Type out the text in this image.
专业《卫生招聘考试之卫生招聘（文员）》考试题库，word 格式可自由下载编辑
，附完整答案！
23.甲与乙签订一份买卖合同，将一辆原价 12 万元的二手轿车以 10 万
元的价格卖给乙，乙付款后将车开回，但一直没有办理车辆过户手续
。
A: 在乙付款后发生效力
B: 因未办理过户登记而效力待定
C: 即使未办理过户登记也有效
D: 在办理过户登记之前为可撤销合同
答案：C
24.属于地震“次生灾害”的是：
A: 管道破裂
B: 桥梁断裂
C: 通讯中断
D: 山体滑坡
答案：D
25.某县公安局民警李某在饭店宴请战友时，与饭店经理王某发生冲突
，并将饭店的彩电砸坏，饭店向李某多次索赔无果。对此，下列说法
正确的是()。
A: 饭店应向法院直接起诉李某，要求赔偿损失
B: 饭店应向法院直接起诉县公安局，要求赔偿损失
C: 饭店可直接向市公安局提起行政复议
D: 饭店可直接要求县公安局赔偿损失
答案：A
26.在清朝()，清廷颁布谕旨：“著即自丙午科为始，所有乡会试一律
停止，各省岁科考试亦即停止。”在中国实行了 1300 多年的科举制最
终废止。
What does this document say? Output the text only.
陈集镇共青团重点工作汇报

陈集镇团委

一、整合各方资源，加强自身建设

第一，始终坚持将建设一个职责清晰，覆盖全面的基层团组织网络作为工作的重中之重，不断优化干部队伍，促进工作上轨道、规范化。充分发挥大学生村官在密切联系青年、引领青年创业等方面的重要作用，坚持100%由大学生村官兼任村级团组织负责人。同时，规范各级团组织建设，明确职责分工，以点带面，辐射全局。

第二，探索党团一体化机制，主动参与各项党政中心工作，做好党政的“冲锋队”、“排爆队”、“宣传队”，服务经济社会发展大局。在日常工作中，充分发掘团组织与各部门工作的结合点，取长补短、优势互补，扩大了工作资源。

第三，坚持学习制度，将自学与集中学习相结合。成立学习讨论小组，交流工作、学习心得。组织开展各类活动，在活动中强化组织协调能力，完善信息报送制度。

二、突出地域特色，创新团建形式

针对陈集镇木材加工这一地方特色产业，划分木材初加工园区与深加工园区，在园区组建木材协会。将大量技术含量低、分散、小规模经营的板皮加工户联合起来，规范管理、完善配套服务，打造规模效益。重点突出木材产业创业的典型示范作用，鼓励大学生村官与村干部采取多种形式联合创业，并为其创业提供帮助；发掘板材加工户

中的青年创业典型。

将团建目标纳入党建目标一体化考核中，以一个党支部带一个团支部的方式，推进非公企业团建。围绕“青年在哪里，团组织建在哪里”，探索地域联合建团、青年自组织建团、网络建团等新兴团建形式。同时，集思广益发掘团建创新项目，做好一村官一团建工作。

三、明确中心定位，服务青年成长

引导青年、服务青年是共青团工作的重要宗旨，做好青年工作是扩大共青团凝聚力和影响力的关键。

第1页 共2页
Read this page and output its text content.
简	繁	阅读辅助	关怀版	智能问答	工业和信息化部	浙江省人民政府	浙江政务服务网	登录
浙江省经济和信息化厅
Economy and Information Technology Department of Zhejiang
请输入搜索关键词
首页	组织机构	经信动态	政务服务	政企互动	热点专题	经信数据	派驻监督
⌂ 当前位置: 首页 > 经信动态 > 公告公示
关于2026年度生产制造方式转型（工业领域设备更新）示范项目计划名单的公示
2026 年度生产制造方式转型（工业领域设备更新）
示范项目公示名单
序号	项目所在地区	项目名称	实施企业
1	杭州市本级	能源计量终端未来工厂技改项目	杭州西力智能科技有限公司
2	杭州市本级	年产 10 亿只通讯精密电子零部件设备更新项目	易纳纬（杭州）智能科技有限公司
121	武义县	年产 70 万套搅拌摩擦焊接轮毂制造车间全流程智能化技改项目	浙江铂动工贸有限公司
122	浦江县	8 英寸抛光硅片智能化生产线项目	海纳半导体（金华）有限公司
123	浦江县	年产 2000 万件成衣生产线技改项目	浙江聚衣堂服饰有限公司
+++
> **Stated problem**
What is the number of lines in the listing that contain the string "this"? Reply with that number alone.

> **Task result**
3